**RECORDS FOR THE EXERCISE:**
'''

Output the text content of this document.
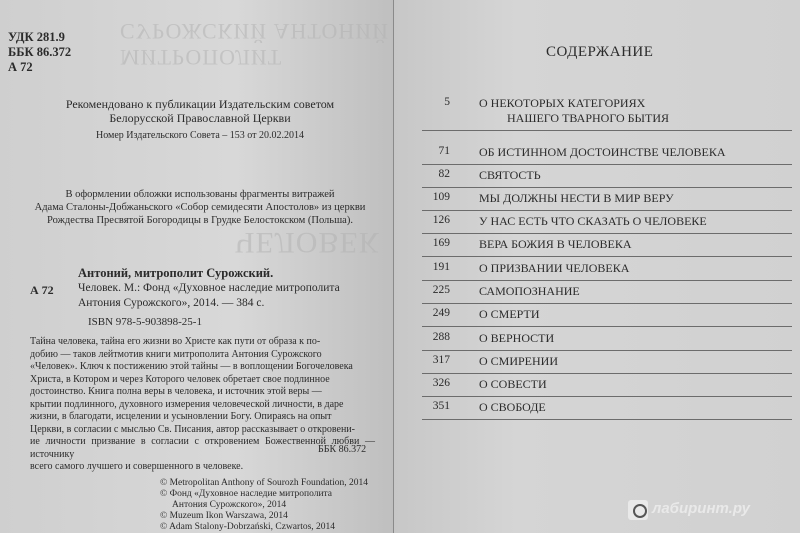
МИТРОПОЛИТ СУРОЖСКИЙ АНТОНИЙ
ЧЕЛОВЕК
УДК 281.9
ББК 86.372
А 72
Рекомендовано к публикации Издательским советом
Белорусской Православной Церкви
Номер Издательского Совета – 153 от 20.02.2014
В оформлении обложки использованы фрагменты витражей
Адама Сталоны-Добжаньского «Собор семидесяти Апостолов» из церкви
Рождества Пресвятой Богородицы в Грудке Белостокском (Польша).
Антоний, митрополит Сурожский.
А 72 Человек. М.: Фонд «Духовное наследие митрополита
Антония Сурожского», 2014. — 384 с.
ISBN 978-5-903898-25-1
Тайна человека, тайна его жизни во Христе как пути от образа к по-
добию — таков лейтмотив книги митрополита Антония Сурожского
«Человек». Ключ к постижению этой тайны — в воплощении Богочеловека
Христа, в Котором и через Которого человек обретает свое подлинное
достоинство. Книга полна веры в человека, и источник этой веры —
крытии подлинного, духовного измерения человеческой личности, в даре
жизни, в благодати, исцелении и усыновлении Богу. Опираясь на опыт
Церкви, в согласии с мыслью Св. Писания, автор рассказывает о откровени-
ие личности призвание в согласии с откровением Божественной любви — источнику
всего самого лучшего и совершенного в человеке.
ББК 86.372
© Metropolitan Anthony of Sourozh Foundation, 2014
© Фонд «Духовное наследие митрополита
Антония Сурожского», 2014
© Muzeum Ikon Warszawa, 2014
© Adam Stalony-Dobrzański, Czwartos, 2014
СОДЕРЖАНИЕ
5 О НЕКОТОРЫХ КАТЕГОРИЯХ
НАШЕГО ТВАРНОГО БЫТИЯ
71 ОБ ИСТИННОМ ДОСТОИНСТВЕ ЧЕЛОВЕКА
82 СВЯТОСТЬ
109 МЫ ДОЛЖНЫ НЕСТИ В МИР ВЕРУ
126 У НАС ЕСТЬ ЧТО СКАЗАТЬ О ЧЕЛОВЕКЕ
169 ВЕРА БОЖИЯ В ЧЕЛОВЕКА
191 О ПРИЗВАНИИ ЧЕЛОВЕКА
225 САМОПОЗНАНИЕ
249 О СМЕРТИ
288 О ВЕРНОСТИ
317 О СМИРЕНИИ
326 О СОВЕСТИ
351 О СВОБОДЕ
лабиринт.ру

'''

**STATED EXERCISE:**
Reproduce the records, all of them, word for word; omit the pictures.

**THE RESPONSE:**
Output the text content of this document.
МИТРОПОЛИТ СУРОЖСКИЙ АНТОНИЙ
ЧЕЛОВЕК
УДК 281.9
ББК 86.372
А 72
Рекомендовано к публикации Издательским советом
Белорусской Православной Церкви
Номер Издательского Совета – 153 от 20.02.2014
В оформлении обложки использованы фрагменты витражей
Адама Сталоны-Добжаньского «Собор семидесяти Апостолов» из церкви
Рождества Пресвятой Богородицы в Грудке Белостокском (Польша).
Антоний, митрополит Сурожский.
А 72 Человек. М.: Фонд «Духовное наследие митрополита
Антония Сурожского», 2014. — 384 с.
ISBN 978-5-903898-25-1
Тайна человека, тайна его жизни во Христе как пути от образа к по-
добию — таков лейтмотив книги митрополита Антония Сурожского
«Человек». Ключ к постижению этой тайны — в воплощении Богочеловека
Христа, в Котором и через Которого человек обретает свое подлинное
достоинство. Книга полна веры в человека, и источник этой веры —
крытии подлинного, духовного измерения человеческой личности, в даре
жизни, в благодати, исцелении и усыновлении Богу. Опираясь на опыт
Церкви, в согласии с мыслью Св. Писания, автор рассказывает о откровени-
ие личности призвание в согласии с откровением Божественной любви — источнику
всего самого лучшего и совершенного в человеке.
ББК 86.372
© Metropolitan Anthony of Sourozh Foundation, 2014
© Фонд «Духовное наследие митрополита
Антония Сурожского», 2014
© Muzeum Ikon Warszawa, 2014
© Adam Stalony-Dobrzański, Czwartos, 2014
СОДЕРЖАНИЕ
5 О НЕКОТОРЫХ КАТЕГОРИЯХ
НАШЕГО ТВАРНОГО БЫТИЯ
71 ОБ ИСТИННОМ ДОСТОИНСТВЕ ЧЕЛОВЕКА
82 СВЯТОСТЬ
109 МЫ ДОЛЖНЫ НЕСТИ В МИР ВЕРУ
126 У НАС ЕСТЬ ЧТО СКАЗАТЬ О ЧЕЛОВЕКЕ
169 ВЕРА БОЖИЯ В ЧЕЛОВЕКА
191 О ПРИЗВАНИИ ЧЕЛОВЕКА
225 САМОПОЗНАНИЕ
249 О СМЕРТИ
288 О ВЕРНОСТИ
317 О СМИРЕНИИ
326 О СОВЕСТИ
351 О СВОБОДЕ
лабиринт.ру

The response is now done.